• _INPUT RECORDS_:
--- START ---

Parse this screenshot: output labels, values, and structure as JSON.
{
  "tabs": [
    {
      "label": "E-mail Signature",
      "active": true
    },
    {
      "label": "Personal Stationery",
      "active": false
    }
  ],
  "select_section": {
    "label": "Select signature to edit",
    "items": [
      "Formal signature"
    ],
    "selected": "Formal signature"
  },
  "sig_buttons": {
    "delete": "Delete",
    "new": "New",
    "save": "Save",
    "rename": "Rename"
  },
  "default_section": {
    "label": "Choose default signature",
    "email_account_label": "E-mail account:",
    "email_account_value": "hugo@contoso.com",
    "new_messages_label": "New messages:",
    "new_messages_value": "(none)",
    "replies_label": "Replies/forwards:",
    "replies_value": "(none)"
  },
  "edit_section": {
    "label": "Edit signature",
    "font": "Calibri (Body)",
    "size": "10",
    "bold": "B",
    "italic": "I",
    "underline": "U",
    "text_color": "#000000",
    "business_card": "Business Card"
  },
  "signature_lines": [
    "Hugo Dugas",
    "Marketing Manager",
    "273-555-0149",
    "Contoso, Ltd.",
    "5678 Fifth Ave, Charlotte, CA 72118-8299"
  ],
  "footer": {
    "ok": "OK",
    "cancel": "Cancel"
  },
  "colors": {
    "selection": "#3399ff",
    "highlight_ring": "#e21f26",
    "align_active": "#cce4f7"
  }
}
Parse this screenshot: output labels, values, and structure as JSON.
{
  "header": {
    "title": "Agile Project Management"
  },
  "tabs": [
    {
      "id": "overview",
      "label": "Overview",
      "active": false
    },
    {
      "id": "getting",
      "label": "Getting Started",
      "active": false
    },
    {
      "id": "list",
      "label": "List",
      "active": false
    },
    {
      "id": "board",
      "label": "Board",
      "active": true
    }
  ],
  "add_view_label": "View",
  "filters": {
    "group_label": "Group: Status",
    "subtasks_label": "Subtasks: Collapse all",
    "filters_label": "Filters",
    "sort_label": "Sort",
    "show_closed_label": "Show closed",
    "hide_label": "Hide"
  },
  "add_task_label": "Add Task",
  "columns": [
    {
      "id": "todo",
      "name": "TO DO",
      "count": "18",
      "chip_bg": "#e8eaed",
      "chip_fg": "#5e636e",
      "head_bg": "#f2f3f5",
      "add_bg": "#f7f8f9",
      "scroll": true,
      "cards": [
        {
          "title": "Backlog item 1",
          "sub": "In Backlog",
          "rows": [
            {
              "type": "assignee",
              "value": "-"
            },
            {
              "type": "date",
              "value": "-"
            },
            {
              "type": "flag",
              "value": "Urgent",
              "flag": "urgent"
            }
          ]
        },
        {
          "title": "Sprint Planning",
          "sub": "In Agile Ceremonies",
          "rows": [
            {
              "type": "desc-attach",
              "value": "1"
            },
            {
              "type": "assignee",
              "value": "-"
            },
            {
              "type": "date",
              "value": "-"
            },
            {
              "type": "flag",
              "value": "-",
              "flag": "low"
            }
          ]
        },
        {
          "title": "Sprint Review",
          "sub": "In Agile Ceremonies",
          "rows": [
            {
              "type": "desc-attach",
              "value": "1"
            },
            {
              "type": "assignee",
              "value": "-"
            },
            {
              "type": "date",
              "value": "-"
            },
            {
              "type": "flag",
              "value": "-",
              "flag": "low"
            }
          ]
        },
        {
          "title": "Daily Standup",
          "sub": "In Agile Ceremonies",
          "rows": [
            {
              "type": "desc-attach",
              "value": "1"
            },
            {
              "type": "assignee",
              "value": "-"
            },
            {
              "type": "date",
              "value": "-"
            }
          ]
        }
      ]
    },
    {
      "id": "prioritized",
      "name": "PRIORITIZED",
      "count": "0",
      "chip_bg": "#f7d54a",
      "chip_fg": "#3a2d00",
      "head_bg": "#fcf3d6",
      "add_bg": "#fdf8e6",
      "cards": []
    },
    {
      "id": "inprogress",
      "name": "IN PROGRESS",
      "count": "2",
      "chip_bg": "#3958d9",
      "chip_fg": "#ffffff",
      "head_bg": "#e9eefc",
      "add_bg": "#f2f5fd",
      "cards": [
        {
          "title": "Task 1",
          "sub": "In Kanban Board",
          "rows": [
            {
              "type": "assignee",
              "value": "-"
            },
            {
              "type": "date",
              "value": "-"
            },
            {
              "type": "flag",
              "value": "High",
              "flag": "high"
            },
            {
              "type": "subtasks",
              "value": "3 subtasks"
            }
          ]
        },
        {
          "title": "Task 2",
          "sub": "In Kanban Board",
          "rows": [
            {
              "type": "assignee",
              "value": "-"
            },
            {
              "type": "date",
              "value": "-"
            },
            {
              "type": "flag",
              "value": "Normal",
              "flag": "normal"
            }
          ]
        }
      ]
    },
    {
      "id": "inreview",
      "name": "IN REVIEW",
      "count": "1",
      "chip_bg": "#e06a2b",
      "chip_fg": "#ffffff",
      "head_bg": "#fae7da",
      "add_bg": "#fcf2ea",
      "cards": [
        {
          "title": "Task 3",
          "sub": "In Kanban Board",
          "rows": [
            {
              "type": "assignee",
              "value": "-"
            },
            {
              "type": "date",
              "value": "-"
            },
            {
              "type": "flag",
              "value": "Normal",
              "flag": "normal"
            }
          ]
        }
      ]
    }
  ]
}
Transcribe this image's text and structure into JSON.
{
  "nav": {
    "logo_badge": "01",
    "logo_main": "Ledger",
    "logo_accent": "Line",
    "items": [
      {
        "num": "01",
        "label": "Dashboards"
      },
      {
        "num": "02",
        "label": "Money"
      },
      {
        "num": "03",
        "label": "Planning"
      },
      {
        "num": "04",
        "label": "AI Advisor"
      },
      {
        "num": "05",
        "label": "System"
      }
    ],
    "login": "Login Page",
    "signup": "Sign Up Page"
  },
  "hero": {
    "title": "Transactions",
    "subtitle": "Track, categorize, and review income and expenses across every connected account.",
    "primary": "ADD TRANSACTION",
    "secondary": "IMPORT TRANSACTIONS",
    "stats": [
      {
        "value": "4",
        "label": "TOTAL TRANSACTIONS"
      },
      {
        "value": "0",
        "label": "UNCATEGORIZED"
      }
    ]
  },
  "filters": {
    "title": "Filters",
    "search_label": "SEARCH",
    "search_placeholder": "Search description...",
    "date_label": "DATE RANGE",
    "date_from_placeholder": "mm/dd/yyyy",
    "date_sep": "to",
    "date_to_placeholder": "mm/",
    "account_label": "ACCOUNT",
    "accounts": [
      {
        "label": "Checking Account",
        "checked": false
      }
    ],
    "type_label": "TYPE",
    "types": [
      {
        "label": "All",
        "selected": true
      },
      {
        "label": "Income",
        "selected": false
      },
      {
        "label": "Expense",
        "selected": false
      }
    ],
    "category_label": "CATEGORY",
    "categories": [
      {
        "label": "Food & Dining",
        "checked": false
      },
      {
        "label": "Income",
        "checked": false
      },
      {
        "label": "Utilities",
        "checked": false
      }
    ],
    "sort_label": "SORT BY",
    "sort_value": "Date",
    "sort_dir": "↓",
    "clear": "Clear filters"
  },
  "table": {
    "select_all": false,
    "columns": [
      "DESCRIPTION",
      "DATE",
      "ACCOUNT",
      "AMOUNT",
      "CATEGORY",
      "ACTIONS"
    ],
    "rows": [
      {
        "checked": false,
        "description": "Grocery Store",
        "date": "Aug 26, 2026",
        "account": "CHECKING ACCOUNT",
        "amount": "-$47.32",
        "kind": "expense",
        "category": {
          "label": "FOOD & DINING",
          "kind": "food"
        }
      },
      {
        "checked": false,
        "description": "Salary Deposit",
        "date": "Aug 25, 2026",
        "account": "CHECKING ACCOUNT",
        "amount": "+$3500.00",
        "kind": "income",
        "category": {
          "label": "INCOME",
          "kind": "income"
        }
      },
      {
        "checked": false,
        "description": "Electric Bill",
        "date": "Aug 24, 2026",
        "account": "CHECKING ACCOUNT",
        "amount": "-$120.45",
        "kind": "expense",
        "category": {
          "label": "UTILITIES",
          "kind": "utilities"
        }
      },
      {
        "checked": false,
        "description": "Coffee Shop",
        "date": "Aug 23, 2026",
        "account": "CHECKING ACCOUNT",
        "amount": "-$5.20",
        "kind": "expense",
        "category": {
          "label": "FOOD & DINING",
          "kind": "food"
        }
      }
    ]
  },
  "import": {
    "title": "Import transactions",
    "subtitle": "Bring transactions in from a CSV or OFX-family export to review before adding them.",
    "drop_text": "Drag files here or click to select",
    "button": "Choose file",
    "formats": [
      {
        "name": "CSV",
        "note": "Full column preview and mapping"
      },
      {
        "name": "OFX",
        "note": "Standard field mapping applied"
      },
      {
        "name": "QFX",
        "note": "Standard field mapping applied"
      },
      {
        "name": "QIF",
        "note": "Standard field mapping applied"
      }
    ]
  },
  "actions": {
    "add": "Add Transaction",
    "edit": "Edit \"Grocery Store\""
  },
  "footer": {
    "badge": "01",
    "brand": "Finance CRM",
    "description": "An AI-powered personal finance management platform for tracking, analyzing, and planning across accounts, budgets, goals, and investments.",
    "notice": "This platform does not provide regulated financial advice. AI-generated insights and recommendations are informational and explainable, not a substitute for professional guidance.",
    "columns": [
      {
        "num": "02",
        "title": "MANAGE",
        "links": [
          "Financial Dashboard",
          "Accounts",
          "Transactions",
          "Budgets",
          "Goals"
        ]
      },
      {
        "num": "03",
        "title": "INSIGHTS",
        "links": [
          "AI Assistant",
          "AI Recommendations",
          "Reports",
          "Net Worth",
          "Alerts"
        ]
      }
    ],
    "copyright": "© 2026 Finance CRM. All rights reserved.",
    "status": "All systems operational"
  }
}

--- END ---

Search the entries for the word "none", then list each line that holds it.

    "new_messages_value": "(none)",
    "replies_value": "(none)"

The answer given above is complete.